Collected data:

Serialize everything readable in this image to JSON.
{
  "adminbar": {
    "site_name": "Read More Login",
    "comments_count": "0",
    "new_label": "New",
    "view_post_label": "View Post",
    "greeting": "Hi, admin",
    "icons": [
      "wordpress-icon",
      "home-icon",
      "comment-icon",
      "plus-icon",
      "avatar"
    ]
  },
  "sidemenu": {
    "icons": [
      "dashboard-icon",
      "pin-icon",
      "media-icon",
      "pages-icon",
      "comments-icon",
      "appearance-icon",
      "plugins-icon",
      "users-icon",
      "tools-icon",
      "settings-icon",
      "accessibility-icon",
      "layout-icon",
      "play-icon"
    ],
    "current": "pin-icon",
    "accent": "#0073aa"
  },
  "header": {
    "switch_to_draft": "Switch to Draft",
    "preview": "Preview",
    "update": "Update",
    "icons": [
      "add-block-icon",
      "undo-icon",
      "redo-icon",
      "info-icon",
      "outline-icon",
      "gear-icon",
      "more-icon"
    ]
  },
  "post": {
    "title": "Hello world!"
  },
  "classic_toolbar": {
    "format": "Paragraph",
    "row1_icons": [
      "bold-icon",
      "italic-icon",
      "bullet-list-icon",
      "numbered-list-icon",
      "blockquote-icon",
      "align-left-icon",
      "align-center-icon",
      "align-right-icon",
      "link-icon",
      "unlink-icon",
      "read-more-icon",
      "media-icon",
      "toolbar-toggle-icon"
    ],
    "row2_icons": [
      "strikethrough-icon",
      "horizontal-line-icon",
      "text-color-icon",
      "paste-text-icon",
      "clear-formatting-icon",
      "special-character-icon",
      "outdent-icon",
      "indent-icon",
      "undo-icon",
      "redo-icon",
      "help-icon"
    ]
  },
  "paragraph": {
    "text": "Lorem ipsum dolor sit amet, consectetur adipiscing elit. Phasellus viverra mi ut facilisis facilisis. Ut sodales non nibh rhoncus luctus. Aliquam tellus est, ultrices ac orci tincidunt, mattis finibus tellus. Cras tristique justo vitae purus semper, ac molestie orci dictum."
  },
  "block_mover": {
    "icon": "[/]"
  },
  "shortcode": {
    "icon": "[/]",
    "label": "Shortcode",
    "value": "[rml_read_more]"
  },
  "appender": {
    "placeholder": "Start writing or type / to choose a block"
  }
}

**Your goal:** Each line of the material above must be retyped precisely.

**Written reply:**
Serialize everything readable in this image to JSON.
{
  "adminbar": {
    "site_name": "Read More Login",
    "comments_count": "0",
    "new_label": "New",
    "view_post_label": "View Post",
    "greeting": "Hi, admin",
    "icons": [
      "wordpress-icon",
      "home-icon",
      "comment-icon",
      "plus-icon",
      "avatar"
    ]
  },
  "sidemenu": {
    "icons": [
      "dashboard-icon",
      "pin-icon",
      "media-icon",
      "pages-icon",
      "comments-icon",
      "appearance-icon",
      "plugins-icon",
      "users-icon",
      "tools-icon",
      "settings-icon",
      "accessibility-icon",
      "layout-icon",
      "play-icon"
    ],
    "current": "pin-icon",
    "accent": "#0073aa"
  },
  "header": {
    "switch_to_draft": "Switch to Draft",
    "preview": "Preview",
    "update": "Update",
    "icons": [
      "add-block-icon",
      "undo-icon",
      "redo-icon",
      "info-icon",
      "outline-icon",
      "gear-icon",
      "more-icon"
    ]
  },
  "post": {
    "title": "Hello world!"
  },
  "classic_toolbar": {
    "format": "Paragraph",
    "row1_icons": [
      "bold-icon",
      "italic-icon",
      "bullet-list-icon",
      "numbered-list-icon",
      "blockquote-icon",
      "align-left-icon",
      "align-center-icon",
      "align-right-icon",
      "link-icon",
      "unlink-icon",
      "read-more-icon",
      "media-icon",
      "toolbar-toggle-icon"
    ],
    "row2_icons": [
      "strikethrough-icon",
      "horizontal-line-icon",
      "text-color-icon",
      "paste-text-icon",
      "clear-formatting-icon",
      "special-character-icon",
      "outdent-icon",
      "indent-icon",
      "undo-icon",
      "redo-icon",
      "help-icon"
    ]
  },
  "paragraph": {
    "text": "Lorem ipsum dolor sit amet, consectetur adipiscing elit. Phasellus viverra mi ut facilisis facilisis. Ut sodales non nibh rhoncus luctus. Aliquam tellus est, ultrices ac orci tincidunt, mattis finibus tellus. Cras tristique justo vitae purus semper, ac molestie orci dictum."
  },
  "block_mover": {
    "icon": "[/]"
  },
  "shortcode": {
    "icon": "[/]",
    "label": "Shortcode",
    "value": "[rml_read_more]"
  },
  "appender": {
    "placeholder": "Start writing or type / to choose a block"
  }
}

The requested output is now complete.